• [WHAT IS ASKED]: Copy the material that follows word for word and omit its pictures.

• [EXERCISE INPUT]:

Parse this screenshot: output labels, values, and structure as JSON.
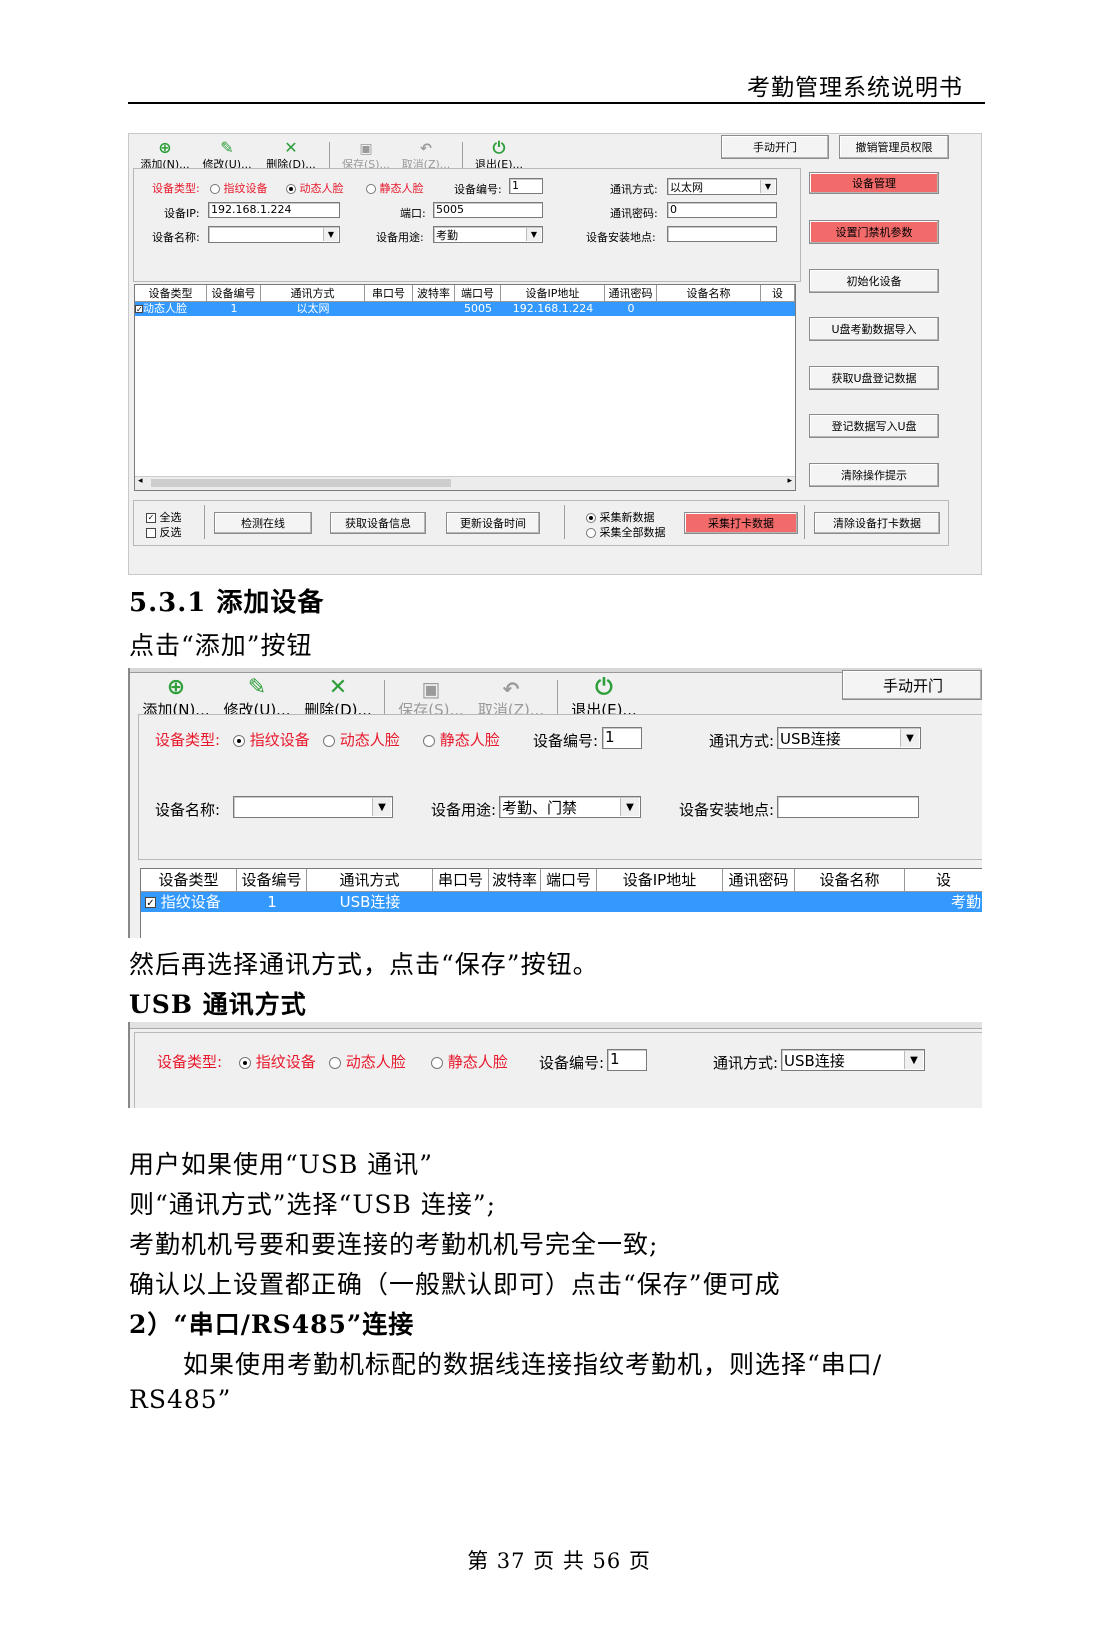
{
  "header": {
    "title": "考勤管理系统说明书"
  },
  "toolbar": {
    "add": "添加(N)...",
    "edit": "修改(U)...",
    "delete": "删除(D)...",
    "save": "保存(S)...",
    "cancel": "取消(Z)...",
    "exit": "退出(E)...",
    "manual_open": "手动开门",
    "revoke_admin": "撤销管理员权限"
  },
  "form1": {
    "device_type_label": "设备类型:",
    "opt_fingerprint": "指纹设备",
    "opt_dynamic_face": "动态人脸",
    "opt_static_face": "静态人脸",
    "selected_type": "动态人脸",
    "device_no_label": "设备编号:",
    "device_no": "1",
    "comm_label": "通讯方式:",
    "comm_value": "以太网",
    "ip_label": "设备IP:",
    "ip_value": "192.168.1.224",
    "port_label": "端口:",
    "port_value": "5005",
    "pwd_label": "通讯密码:",
    "pwd_value": "0",
    "name_label": "设备名称:",
    "name_value": "",
    "usage_label": "设备用途:",
    "usage_value": "考勤",
    "location_label": "设备安装地点:",
    "location_value": ""
  },
  "side_buttons": [
    "设备管理",
    "设置门禁机参数",
    "初始化设备",
    "U盘考勤数据导入",
    "获取U盘登记数据",
    "登记数据写入U盘",
    "清除操作提示"
  ],
  "table": {
    "headers": [
      "设备类型",
      "设备编号",
      "通讯方式",
      "串口号",
      "波特率",
      "端口号",
      "设备IP地址",
      "通讯密码",
      "设备名称",
      "设"
    ],
    "row1": [
      "动态人脸",
      "1",
      "以太网",
      "",
      "",
      "5005",
      "192.168.1.224",
      "0",
      "",
      ""
    ]
  },
  "bottom_bar": {
    "select_all": "全选",
    "invert": "反选",
    "check_online": "检测在线",
    "get_info": "获取设备信息",
    "update_time": "更新设备时间",
    "collect_new": "采集新数据",
    "collect_all": "采集全部数据",
    "collect_punch": "采集打卡数据",
    "clear_punch": "清除设备打卡数据"
  },
  "section": {
    "heading": "5.3.1  添加设备",
    "click_add": "点击“添加”按钮"
  },
  "form2": {
    "selected_type": "指纹设备",
    "comm_value": "USB连接",
    "usage_value": "考勤、门禁",
    "row_type": "指纹设备",
    "row_no": "1",
    "row_comm": "USB连接",
    "row_tail": "考勤"
  },
  "text": {
    "after_select": "然后再选择通讯方式，点击“保存”按钮。",
    "usb_heading": "USB 通讯方式",
    "p1": "用户如果使用“USB 通讯”",
    "p2": "则“通讯方式”选择“USB 连接”;",
    "p3": "考勤机机号要和要连接的考勤机机号完全一致;",
    "p4": "确认以上设置都正确（一般默认即可）点击“保存”便可成",
    "serial_heading": "2）“串口/RS485”连接",
    "p5a": "如果使用考勤机标配的数据线连接指纹考勤机，则选择“串口/",
    "p5b": "RS485”"
  },
  "footer": {
    "page": "第 37 页 共 56 页"
  }
}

• [ANSWER]:
Parse this screenshot: output labels, values, and structure as JSON.
{
  "header": {
    "title": "考勤管理系统说明书"
  },
  "toolbar": {
    "add": "添加(N)...",
    "edit": "修改(U)...",
    "delete": "删除(D)...",
    "save": "保存(S)...",
    "cancel": "取消(Z)...",
    "exit": "退出(E)...",
    "manual_open": "手动开门",
    "revoke_admin": "撤销管理员权限"
  },
  "form1": {
    "device_type_label": "设备类型:",
    "opt_fingerprint": "指纹设备",
    "opt_dynamic_face": "动态人脸",
    "opt_static_face": "静态人脸",
    "selected_type": "动态人脸",
    "device_no_label": "设备编号:",
    "device_no": "1",
    "comm_label": "通讯方式:",
    "comm_value": "以太网",
    "ip_label": "设备IP:",
    "ip_value": "192.168.1.224",
    "port_label": "端口:",
    "port_value": "5005",
    "pwd_label": "通讯密码:",
    "pwd_value": "0",
    "name_label": "设备名称:",
    "name_value": "",
    "usage_label": "设备用途:",
    "usage_value": "考勤",
    "location_label": "设备安装地点:",
    "location_value": ""
  },
  "side_buttons": [
    "设备管理",
    "设置门禁机参数",
    "初始化设备",
    "U盘考勤数据导入",
    "获取U盘登记数据",
    "登记数据写入U盘",
    "清除操作提示"
  ],
  "table": {
    "headers": [
      "设备类型",
      "设备编号",
      "通讯方式",
      "串口号",
      "波特率",
      "端口号",
      "设备IP地址",
      "通讯密码",
      "设备名称",
      "设"
    ],
    "row1": [
      "动态人脸",
      "1",
      "以太网",
      "",
      "",
      "5005",
      "192.168.1.224",
      "0",
      "",
      ""
    ]
  },
  "bottom_bar": {
    "select_all": "全选",
    "invert": "反选",
    "check_online": "检测在线",
    "get_info": "获取设备信息",
    "update_time": "更新设备时间",
    "collect_new": "采集新数据",
    "collect_all": "采集全部数据",
    "collect_punch": "采集打卡数据",
    "clear_punch": "清除设备打卡数据"
  },
  "section": {
    "heading": "5.3.1  添加设备",
    "click_add": "点击“添加”按钮"
  },
  "form2": {
    "selected_type": "指纹设备",
    "comm_value": "USB连接",
    "usage_value": "考勤、门禁",
    "row_type": "指纹设备",
    "row_no": "1",
    "row_comm": "USB连接",
    "row_tail": "考勤"
  },
  "text": {
    "after_select": "然后再选择通讯方式，点击“保存”按钮。",
    "usb_heading": "USB 通讯方式",
    "p1": "用户如果使用“USB 通讯”",
    "p2": "则“通讯方式”选择“USB 连接”;",
    "p3": "考勤机机号要和要连接的考勤机机号完全一致;",
    "p4": "确认以上设置都正确（一般默认即可）点击“保存”便可成",
    "serial_heading": "2）“串口/RS485”连接",
    "p5a": "如果使用考勤机标配的数据线连接指纹考勤机，则选择“串口/",
    "p5b": "RS485”"
  },
  "footer": {
    "page": "第 37 页 共 56 页"
  }
}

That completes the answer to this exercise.